+++ RECORD EXCERPTS +++

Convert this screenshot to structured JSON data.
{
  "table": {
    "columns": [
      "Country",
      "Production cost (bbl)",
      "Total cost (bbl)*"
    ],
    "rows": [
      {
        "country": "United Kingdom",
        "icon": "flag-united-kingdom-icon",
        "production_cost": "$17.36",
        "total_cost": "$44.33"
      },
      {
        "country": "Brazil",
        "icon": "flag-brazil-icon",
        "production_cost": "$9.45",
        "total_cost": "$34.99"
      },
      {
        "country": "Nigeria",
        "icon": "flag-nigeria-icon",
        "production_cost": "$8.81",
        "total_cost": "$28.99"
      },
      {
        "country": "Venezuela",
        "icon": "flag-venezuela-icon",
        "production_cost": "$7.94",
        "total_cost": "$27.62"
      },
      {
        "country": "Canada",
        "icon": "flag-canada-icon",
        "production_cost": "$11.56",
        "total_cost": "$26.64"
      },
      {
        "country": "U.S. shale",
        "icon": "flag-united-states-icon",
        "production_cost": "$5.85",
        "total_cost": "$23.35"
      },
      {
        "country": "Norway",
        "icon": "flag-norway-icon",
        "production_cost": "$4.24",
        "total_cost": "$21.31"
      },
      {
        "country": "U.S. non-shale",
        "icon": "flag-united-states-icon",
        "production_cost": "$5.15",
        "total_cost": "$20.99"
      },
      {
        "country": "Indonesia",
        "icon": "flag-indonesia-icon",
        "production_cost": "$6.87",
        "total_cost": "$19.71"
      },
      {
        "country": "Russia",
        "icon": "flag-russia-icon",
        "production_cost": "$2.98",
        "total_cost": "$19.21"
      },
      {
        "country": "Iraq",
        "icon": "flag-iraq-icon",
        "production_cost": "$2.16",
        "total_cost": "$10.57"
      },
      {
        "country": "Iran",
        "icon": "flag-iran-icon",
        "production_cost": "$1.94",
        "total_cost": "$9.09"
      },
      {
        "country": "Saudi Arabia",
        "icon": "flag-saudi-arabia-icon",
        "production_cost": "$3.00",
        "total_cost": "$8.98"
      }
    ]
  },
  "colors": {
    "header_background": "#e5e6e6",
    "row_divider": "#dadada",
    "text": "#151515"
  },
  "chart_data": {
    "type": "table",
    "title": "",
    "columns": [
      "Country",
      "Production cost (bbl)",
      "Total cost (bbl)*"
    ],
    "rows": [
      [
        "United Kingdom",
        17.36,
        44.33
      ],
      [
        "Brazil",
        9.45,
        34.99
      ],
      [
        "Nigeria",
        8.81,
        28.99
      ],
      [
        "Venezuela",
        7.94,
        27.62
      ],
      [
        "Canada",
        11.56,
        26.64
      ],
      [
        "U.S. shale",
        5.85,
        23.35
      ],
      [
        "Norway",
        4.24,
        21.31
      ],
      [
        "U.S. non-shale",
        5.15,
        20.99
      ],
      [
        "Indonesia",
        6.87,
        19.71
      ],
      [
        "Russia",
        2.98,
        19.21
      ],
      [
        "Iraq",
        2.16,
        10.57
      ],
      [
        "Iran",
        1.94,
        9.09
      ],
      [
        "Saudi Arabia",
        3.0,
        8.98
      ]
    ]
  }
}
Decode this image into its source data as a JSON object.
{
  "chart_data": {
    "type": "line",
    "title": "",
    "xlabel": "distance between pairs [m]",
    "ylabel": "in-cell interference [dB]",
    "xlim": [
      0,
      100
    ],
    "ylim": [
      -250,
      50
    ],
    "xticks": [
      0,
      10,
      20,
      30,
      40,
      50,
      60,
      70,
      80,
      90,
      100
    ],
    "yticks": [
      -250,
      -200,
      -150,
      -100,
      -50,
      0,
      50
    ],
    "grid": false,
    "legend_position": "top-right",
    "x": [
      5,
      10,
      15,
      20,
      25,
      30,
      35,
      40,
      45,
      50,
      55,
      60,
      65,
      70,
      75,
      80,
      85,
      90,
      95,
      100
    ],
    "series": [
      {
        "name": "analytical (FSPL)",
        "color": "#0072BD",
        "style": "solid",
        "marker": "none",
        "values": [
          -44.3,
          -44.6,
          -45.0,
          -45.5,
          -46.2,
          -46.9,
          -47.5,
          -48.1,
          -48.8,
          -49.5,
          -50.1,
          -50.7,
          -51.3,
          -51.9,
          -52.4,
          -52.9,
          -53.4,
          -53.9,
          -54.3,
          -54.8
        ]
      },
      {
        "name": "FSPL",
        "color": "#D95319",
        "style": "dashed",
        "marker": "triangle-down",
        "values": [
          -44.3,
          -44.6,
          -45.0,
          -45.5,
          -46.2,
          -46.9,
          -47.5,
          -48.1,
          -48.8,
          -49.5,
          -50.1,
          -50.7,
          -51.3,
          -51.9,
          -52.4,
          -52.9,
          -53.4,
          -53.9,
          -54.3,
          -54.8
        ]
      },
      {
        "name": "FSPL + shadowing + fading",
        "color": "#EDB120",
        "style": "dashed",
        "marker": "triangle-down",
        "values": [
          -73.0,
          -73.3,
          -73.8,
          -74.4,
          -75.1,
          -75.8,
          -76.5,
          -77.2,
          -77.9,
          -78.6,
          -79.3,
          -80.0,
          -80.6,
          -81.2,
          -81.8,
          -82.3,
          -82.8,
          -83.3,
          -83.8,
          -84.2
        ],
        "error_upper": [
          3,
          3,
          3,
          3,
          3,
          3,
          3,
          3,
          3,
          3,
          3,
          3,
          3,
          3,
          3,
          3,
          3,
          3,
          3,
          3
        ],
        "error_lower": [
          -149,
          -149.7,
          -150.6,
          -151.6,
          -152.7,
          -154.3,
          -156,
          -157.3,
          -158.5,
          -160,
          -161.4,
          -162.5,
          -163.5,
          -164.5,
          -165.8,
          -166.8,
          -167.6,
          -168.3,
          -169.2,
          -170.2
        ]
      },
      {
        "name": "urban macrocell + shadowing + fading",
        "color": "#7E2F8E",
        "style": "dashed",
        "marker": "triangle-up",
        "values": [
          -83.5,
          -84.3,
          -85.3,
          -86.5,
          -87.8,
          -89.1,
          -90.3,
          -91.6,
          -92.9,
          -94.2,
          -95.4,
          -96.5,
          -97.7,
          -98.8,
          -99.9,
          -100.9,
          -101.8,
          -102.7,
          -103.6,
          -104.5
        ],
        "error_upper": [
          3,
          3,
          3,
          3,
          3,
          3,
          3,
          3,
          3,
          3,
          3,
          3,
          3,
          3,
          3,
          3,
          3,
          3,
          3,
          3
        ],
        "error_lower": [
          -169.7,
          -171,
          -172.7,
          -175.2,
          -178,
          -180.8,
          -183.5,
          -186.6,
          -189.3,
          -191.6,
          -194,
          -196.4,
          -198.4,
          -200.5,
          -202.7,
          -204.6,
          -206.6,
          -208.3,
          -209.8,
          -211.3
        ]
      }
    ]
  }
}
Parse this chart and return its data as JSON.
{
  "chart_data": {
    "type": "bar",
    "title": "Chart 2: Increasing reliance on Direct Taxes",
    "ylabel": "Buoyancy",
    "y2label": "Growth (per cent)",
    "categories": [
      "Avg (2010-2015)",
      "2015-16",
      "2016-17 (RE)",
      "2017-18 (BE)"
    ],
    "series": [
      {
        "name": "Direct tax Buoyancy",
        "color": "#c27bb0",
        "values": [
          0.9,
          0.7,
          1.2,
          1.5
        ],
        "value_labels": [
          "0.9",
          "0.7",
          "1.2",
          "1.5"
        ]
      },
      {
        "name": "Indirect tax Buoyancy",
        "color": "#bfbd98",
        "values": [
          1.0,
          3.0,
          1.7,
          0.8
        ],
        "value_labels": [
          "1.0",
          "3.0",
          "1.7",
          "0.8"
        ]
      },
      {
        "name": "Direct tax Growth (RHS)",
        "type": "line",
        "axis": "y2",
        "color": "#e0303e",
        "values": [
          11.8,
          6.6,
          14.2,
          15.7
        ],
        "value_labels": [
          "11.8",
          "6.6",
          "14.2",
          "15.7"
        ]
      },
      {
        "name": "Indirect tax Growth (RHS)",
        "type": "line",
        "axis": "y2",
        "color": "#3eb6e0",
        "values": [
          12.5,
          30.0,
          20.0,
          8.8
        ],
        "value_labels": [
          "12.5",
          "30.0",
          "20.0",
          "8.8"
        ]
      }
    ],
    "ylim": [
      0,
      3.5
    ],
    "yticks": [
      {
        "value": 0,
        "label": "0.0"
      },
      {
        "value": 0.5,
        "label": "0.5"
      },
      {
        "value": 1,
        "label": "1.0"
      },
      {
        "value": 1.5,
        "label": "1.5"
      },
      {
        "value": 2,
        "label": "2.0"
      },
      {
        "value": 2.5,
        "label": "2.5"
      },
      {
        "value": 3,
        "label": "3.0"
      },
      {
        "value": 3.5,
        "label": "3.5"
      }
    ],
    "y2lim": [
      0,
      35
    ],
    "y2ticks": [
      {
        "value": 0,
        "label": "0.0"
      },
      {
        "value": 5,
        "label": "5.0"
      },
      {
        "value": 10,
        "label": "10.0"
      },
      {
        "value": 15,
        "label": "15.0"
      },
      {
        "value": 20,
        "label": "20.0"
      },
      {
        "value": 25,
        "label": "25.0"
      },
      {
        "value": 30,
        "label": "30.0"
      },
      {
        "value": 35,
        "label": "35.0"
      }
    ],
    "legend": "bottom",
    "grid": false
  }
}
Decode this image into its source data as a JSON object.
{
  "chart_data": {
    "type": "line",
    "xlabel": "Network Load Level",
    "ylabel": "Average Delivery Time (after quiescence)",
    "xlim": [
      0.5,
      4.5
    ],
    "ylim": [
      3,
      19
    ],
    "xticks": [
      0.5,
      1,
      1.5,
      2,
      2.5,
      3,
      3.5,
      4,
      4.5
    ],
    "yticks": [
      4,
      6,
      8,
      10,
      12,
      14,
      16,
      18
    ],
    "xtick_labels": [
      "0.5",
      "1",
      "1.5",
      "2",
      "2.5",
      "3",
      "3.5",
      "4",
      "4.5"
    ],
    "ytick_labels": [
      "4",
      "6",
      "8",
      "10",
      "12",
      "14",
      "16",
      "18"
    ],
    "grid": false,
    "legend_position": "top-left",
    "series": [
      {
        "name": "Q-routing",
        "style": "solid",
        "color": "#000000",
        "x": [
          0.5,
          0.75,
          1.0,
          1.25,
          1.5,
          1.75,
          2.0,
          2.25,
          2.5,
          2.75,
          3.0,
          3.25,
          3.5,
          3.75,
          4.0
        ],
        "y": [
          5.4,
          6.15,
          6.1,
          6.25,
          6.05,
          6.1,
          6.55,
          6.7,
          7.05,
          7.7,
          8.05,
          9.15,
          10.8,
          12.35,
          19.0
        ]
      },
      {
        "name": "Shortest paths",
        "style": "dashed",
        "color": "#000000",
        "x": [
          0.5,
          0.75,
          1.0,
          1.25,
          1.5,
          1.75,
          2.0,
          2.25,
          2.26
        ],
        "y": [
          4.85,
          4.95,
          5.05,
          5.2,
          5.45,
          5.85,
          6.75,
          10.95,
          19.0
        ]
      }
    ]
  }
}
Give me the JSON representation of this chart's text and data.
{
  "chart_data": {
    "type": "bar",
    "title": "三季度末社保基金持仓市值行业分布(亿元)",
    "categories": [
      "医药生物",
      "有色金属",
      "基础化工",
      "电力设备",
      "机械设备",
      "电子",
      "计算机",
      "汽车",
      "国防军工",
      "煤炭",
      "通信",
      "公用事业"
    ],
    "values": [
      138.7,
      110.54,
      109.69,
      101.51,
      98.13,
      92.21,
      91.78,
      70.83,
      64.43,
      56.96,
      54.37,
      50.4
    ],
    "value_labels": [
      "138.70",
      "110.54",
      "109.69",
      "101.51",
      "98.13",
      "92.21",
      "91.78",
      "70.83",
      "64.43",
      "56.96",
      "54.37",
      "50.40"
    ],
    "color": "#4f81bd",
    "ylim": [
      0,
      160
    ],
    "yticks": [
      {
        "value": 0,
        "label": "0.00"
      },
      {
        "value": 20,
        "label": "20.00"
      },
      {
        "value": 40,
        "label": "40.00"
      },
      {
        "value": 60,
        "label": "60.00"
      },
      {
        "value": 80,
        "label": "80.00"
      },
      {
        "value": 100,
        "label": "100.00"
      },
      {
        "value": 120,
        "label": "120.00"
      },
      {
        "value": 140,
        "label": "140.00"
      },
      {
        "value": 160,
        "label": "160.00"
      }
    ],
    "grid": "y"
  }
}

+++

### GIVEN REQUEST
Pick out each line that holds the string "ylabel".

### COMPLETED TASK
    "ylabel": "in-cell interference [dB]",
    "ylabel": "Buoyancy",
    "ylabel": "Average Delivery Time (after quiescence)",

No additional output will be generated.